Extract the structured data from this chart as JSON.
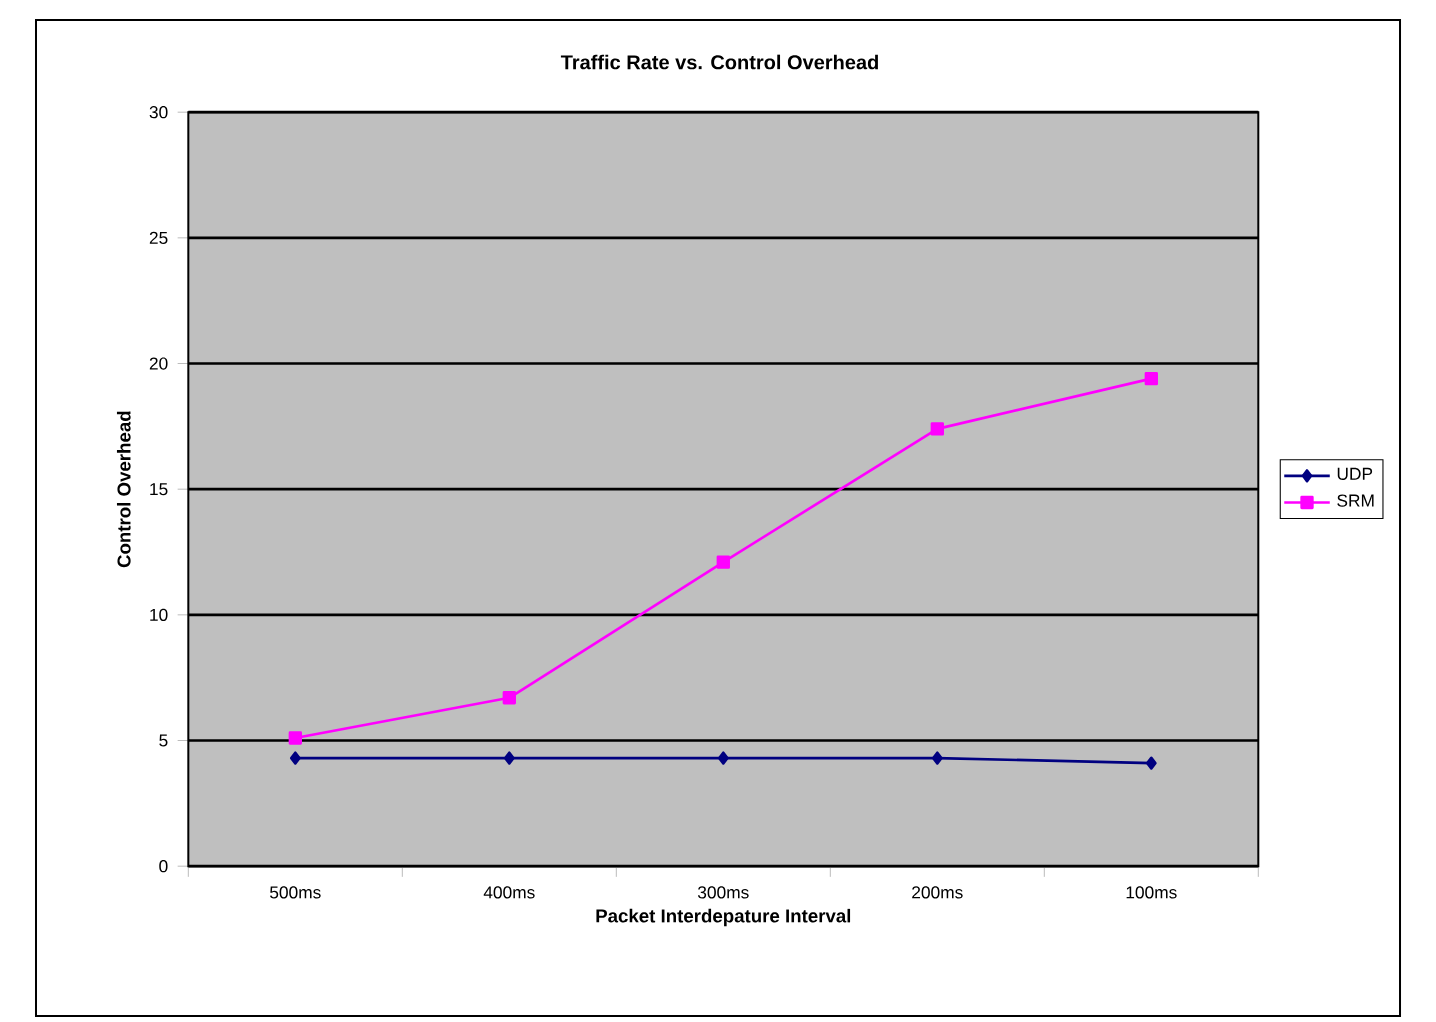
{
  "chart_data": {
    "type": "line",
    "title": "Traffic Rate vs. Control Overhead",
    "xlabel": "Packet Interdepature Interval",
    "ylabel": "Control Overhead",
    "categories": [
      "500ms",
      "400ms",
      "300ms",
      "200ms",
      "100ms"
    ],
    "series": [
      {
        "name": "UDP",
        "color": "#000080",
        "marker": "diamond",
        "values": [
          4.3,
          4.3,
          4.3,
          4.3,
          4.1
        ]
      },
      {
        "name": "SRM",
        "color": "#ff00ff",
        "marker": "square",
        "values": [
          5.1,
          6.7,
          12.1,
          17.4,
          19.4
        ]
      }
    ],
    "ylim": [
      0,
      30
    ],
    "yticks": [
      0,
      5,
      10,
      15,
      20,
      25,
      30
    ],
    "grid": "y",
    "legend": "right"
  }
}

Exercise brief -> Transcribe the whole listing exactly. Pictures are excluded.

Output ->
Extract the structured data from this chart as JSON.
{
  "chart_data": {
    "type": "line",
    "title": "Traffic Rate vs. Control Overhead",
    "xlabel": "Packet Interdepature Interval",
    "ylabel": "Control Overhead",
    "categories": [
      "500ms",
      "400ms",
      "300ms",
      "200ms",
      "100ms"
    ],
    "series": [
      {
        "name": "UDP",
        "color": "#000080",
        "marker": "diamond",
        "values": [
          4.3,
          4.3,
          4.3,
          4.3,
          4.1
        ]
      },
      {
        "name": "SRM",
        "color": "#ff00ff",
        "marker": "square",
        "values": [
          5.1,
          6.7,
          12.1,
          17.4,
          19.4
        ]
      }
    ],
    "ylim": [
      0,
      30
    ],
    "yticks": [
      0,
      5,
      10,
      15,
      20,
      25,
      30
    ],
    "grid": "y",
    "legend": "right"
  }
}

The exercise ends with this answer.